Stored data
☆ ☆ ☆ ☆ ☆ ☆ ☆
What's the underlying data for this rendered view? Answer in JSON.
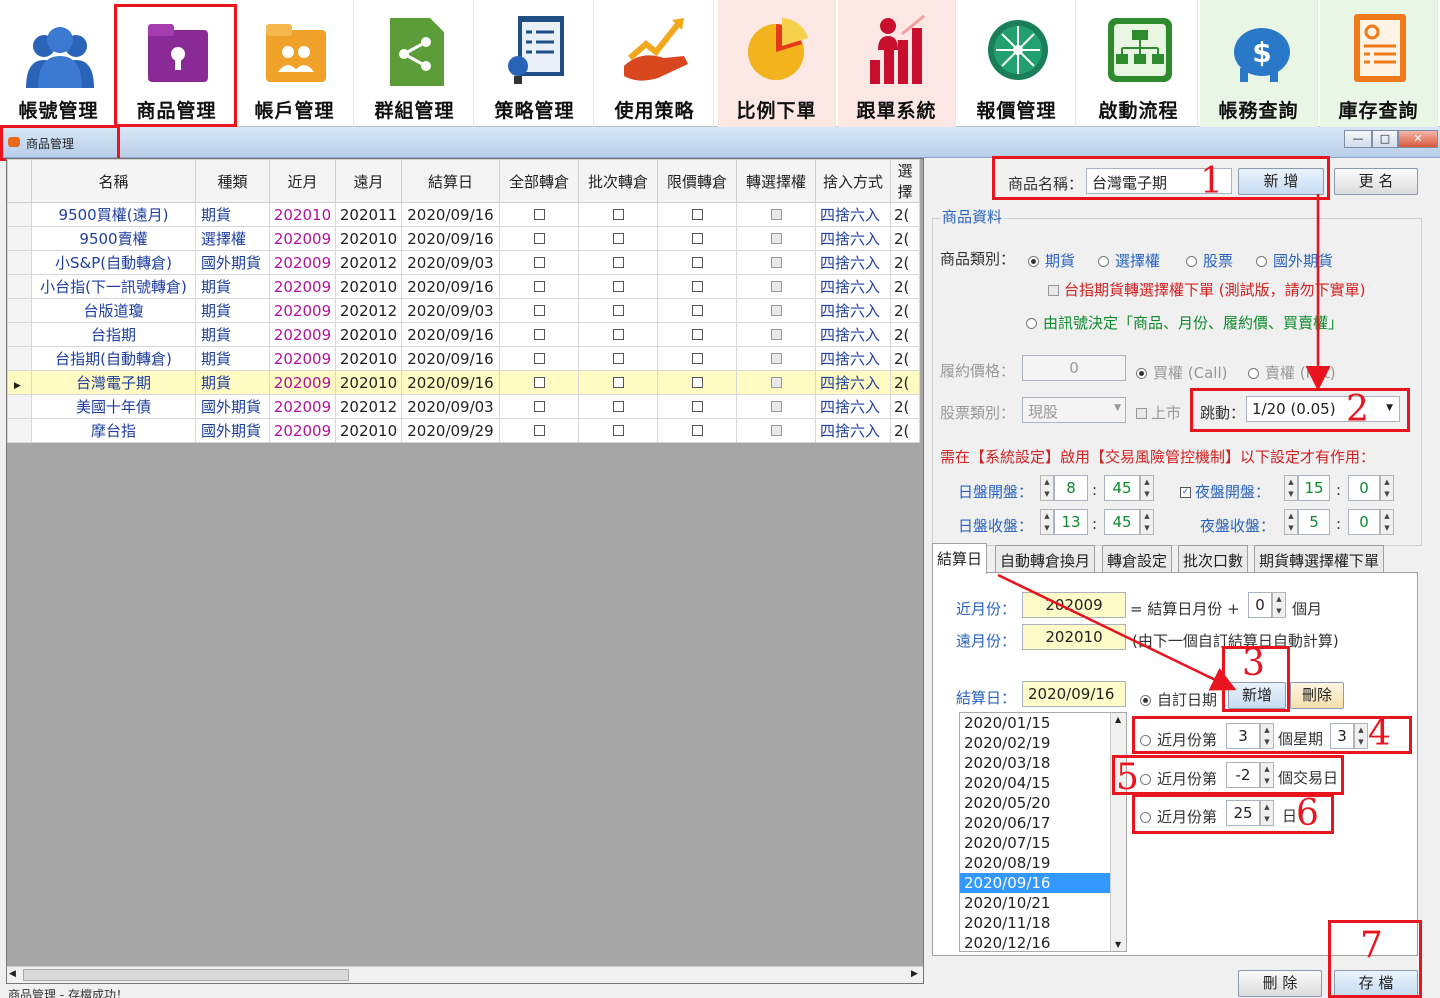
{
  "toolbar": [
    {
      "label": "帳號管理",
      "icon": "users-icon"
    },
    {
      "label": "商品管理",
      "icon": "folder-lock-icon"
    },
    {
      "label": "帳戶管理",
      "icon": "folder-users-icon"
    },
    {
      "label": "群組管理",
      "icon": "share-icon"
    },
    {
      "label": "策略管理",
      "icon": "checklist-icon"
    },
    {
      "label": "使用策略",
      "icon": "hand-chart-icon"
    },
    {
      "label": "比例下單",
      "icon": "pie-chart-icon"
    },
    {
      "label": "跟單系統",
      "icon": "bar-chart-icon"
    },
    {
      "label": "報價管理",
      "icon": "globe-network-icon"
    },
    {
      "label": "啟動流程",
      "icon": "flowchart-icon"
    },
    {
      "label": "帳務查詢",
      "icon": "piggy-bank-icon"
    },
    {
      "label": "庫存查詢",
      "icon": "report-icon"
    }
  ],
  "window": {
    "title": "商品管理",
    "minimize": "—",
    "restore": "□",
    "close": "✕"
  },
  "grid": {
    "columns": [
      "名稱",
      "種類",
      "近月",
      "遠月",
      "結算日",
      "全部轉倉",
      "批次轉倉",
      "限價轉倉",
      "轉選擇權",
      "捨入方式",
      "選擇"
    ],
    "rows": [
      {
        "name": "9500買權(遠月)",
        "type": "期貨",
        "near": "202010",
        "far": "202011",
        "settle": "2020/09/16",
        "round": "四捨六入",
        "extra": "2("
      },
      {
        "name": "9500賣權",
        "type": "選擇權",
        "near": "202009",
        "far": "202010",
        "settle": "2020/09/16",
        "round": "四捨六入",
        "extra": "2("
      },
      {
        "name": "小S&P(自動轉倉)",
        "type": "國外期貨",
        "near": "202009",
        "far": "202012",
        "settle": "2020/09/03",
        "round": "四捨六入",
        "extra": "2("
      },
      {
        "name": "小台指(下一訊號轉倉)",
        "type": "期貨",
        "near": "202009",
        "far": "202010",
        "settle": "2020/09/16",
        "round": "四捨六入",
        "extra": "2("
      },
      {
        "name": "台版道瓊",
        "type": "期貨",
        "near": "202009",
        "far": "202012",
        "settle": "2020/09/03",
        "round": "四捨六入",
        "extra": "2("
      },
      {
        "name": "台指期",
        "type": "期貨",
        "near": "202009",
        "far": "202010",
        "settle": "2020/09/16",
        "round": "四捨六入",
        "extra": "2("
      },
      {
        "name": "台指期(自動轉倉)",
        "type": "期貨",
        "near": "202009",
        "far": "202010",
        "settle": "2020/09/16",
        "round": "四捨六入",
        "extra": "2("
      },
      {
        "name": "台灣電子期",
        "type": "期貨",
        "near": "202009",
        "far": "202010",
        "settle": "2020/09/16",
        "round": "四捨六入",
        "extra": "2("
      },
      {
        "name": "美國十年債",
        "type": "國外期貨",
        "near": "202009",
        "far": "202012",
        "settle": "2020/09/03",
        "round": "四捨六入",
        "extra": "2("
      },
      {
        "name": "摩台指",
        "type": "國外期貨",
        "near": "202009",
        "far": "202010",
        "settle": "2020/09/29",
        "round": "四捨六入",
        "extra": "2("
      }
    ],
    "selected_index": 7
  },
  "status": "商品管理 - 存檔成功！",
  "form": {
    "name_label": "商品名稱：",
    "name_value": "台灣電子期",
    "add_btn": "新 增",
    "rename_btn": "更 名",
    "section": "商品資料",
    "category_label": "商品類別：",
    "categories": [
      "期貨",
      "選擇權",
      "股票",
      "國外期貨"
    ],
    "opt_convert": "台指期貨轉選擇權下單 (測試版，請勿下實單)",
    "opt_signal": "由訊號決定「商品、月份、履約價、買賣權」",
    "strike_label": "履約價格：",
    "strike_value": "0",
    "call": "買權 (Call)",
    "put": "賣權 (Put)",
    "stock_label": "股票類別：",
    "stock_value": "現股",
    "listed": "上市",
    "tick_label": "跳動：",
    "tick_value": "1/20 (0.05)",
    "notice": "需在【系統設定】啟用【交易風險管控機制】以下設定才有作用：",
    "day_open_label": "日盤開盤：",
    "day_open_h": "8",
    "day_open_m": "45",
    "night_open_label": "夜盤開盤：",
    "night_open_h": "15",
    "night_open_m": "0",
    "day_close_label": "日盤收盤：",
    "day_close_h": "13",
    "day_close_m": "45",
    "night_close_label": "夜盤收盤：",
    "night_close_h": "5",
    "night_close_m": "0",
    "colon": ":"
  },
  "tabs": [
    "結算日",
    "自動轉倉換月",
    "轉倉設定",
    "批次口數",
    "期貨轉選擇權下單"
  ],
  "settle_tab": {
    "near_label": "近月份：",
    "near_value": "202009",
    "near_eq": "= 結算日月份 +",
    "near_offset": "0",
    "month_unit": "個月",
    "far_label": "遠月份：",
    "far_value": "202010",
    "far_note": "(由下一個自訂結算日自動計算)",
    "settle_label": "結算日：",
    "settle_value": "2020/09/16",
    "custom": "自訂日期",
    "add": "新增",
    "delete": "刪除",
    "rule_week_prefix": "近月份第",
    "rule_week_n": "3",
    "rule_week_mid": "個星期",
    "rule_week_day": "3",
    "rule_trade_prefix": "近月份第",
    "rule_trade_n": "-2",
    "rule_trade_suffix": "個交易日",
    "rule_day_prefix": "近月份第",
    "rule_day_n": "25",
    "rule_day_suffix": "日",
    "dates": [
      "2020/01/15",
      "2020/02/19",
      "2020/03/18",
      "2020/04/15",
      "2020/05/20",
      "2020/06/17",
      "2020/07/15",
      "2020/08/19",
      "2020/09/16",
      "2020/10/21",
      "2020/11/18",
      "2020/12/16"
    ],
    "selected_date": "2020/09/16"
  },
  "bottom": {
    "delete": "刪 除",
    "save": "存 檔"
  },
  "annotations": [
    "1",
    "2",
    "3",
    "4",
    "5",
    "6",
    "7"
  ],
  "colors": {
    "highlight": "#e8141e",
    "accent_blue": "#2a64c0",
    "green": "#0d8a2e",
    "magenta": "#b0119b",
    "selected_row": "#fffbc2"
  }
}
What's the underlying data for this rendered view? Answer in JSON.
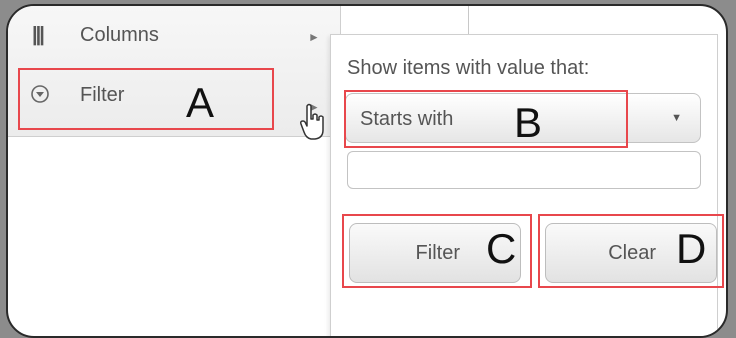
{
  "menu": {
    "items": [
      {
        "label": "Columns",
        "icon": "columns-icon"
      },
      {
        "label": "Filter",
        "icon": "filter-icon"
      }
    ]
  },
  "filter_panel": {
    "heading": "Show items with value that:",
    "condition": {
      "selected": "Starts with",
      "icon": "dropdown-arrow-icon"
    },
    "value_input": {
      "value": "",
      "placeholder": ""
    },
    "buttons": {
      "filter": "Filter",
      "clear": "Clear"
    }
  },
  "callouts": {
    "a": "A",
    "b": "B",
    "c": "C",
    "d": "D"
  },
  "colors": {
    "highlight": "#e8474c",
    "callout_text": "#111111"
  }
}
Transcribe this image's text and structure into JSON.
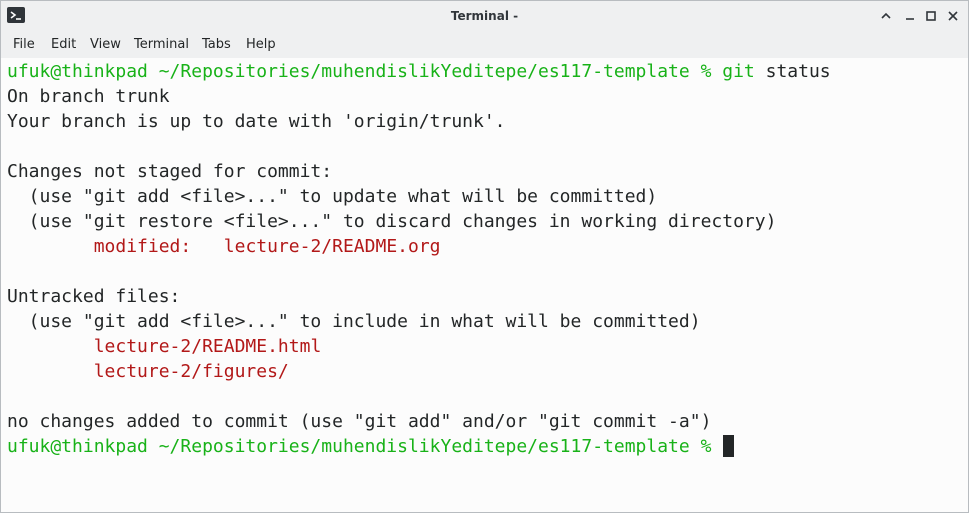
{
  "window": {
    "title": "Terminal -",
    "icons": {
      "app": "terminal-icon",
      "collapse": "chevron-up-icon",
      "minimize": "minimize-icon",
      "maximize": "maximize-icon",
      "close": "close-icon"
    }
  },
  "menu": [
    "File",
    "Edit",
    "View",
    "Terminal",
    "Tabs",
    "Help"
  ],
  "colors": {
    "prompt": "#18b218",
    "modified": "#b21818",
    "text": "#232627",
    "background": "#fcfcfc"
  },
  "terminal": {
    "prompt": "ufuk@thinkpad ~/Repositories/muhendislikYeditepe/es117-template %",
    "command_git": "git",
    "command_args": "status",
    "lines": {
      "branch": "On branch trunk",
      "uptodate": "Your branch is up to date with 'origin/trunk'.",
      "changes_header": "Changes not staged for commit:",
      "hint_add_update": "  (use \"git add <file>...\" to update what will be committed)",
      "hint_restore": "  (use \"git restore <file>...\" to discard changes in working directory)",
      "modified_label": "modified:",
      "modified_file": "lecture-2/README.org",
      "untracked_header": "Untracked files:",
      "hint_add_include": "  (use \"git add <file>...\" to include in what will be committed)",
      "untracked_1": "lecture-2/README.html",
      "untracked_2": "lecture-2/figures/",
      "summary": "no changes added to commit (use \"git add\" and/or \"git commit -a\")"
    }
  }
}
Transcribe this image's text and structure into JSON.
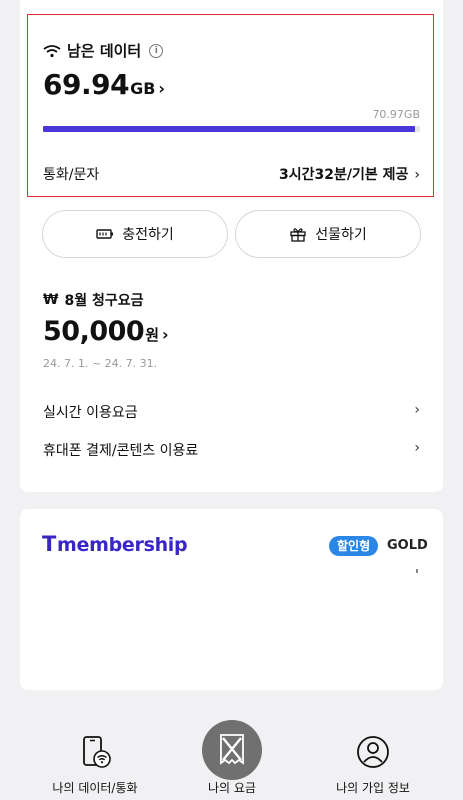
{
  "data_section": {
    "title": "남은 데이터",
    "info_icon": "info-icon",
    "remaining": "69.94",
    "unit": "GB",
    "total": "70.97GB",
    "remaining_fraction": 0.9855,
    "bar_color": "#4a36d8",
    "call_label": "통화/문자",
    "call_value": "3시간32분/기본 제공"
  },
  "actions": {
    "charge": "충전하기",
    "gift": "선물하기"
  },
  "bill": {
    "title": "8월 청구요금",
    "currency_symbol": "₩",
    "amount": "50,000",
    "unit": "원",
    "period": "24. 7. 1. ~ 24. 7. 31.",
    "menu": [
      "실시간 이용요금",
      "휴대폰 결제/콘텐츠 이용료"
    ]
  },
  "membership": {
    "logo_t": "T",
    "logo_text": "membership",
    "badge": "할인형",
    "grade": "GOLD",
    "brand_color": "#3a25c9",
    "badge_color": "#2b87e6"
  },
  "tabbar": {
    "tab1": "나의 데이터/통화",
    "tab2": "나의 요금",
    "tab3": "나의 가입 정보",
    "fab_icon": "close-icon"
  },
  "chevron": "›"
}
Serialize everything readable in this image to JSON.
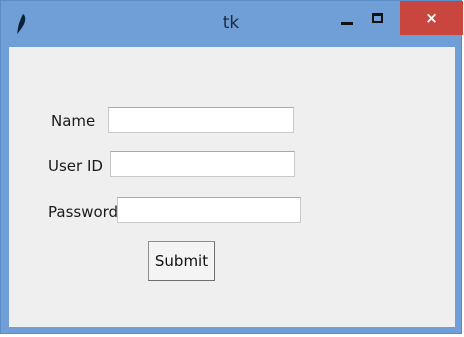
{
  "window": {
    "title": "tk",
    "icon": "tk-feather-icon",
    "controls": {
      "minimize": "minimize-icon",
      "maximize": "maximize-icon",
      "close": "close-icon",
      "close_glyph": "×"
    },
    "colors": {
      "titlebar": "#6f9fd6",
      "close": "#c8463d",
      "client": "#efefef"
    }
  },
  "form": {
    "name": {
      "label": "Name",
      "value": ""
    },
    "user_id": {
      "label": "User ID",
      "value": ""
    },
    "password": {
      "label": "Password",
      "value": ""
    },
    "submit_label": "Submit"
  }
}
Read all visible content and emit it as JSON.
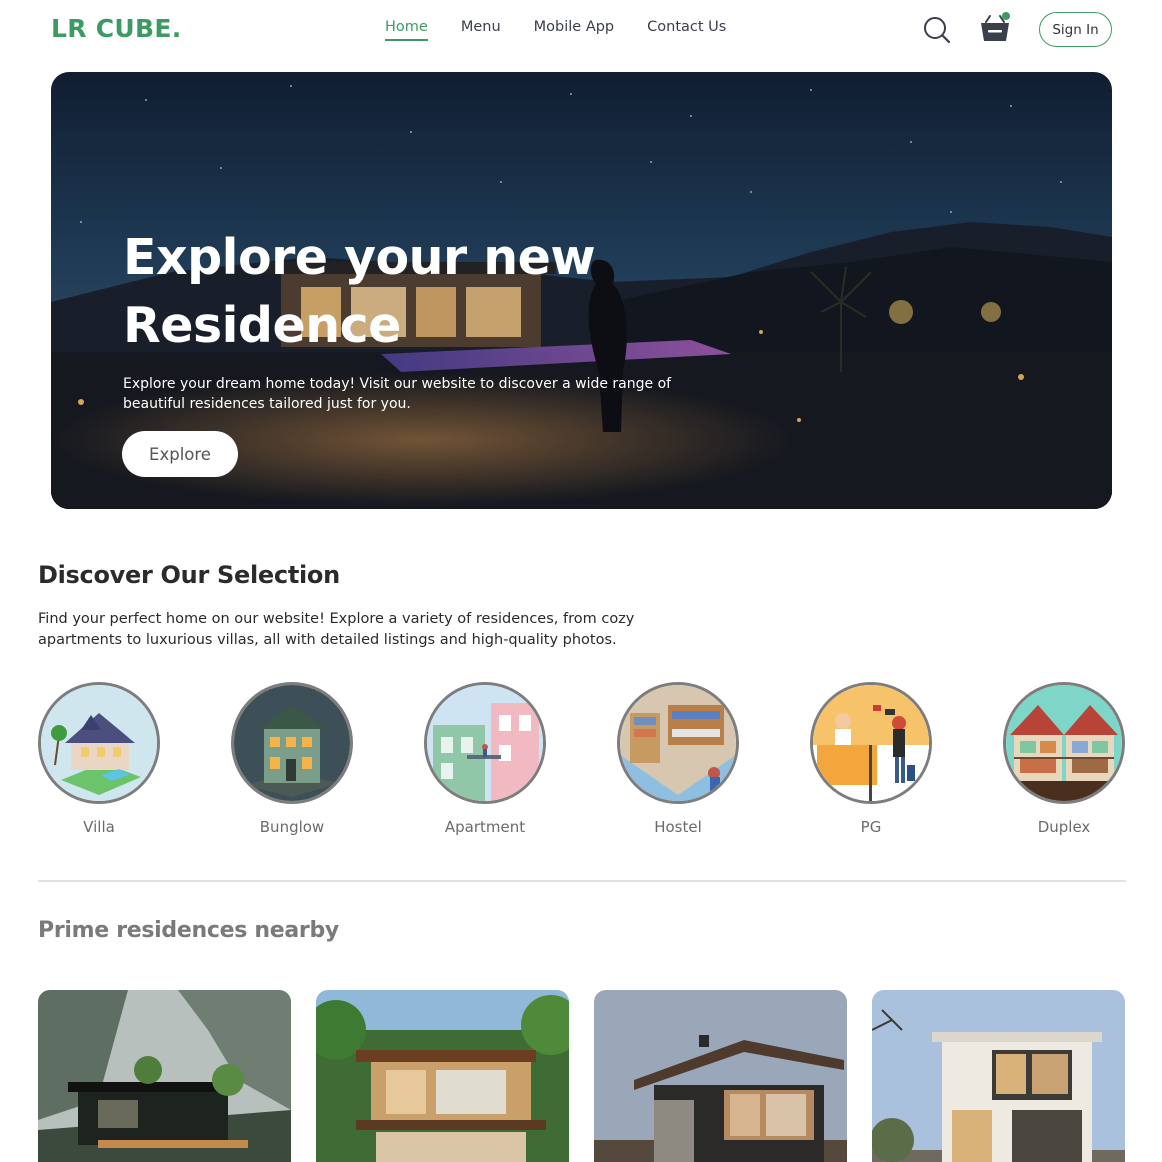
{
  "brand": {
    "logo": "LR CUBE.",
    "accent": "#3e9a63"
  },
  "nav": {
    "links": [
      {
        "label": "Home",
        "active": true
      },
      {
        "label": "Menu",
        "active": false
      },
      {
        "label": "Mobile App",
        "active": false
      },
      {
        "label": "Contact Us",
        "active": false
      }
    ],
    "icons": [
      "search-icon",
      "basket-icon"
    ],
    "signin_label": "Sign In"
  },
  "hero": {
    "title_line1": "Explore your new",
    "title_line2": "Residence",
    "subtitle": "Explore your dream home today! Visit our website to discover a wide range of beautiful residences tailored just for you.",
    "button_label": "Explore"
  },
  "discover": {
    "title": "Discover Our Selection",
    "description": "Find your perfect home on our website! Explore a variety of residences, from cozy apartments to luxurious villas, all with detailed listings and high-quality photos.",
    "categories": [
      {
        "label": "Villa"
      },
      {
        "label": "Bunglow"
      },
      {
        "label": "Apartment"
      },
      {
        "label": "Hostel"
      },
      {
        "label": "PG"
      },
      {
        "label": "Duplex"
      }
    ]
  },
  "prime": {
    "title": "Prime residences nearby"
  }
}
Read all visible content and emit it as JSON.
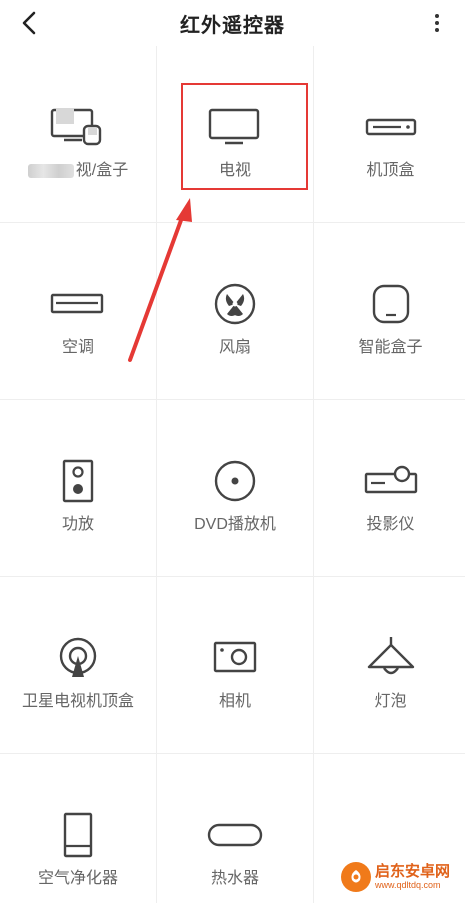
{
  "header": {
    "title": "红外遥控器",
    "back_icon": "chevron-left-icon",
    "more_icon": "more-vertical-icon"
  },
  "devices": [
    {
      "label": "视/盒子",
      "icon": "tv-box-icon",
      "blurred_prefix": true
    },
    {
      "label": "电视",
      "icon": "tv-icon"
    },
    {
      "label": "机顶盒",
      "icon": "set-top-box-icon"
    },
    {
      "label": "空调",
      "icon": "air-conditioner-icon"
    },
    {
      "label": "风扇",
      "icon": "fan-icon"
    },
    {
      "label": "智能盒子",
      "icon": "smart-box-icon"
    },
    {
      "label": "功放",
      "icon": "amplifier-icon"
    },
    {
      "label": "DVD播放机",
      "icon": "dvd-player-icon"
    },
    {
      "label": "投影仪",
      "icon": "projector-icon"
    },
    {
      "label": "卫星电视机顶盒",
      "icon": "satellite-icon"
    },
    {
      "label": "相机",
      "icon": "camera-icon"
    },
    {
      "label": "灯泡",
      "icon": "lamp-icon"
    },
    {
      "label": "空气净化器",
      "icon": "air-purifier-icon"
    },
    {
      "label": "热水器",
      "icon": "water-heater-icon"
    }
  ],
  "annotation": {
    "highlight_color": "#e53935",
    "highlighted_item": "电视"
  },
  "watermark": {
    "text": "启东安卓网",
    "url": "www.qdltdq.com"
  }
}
☆ ☆ ☆ ☆ ☆ ☆ ☆
TASK DIRECTIONS:
Determine how many lines of the listing hold the word "prompt" and reply with that figure alone.

RESPONSE TO THIS TASK:
2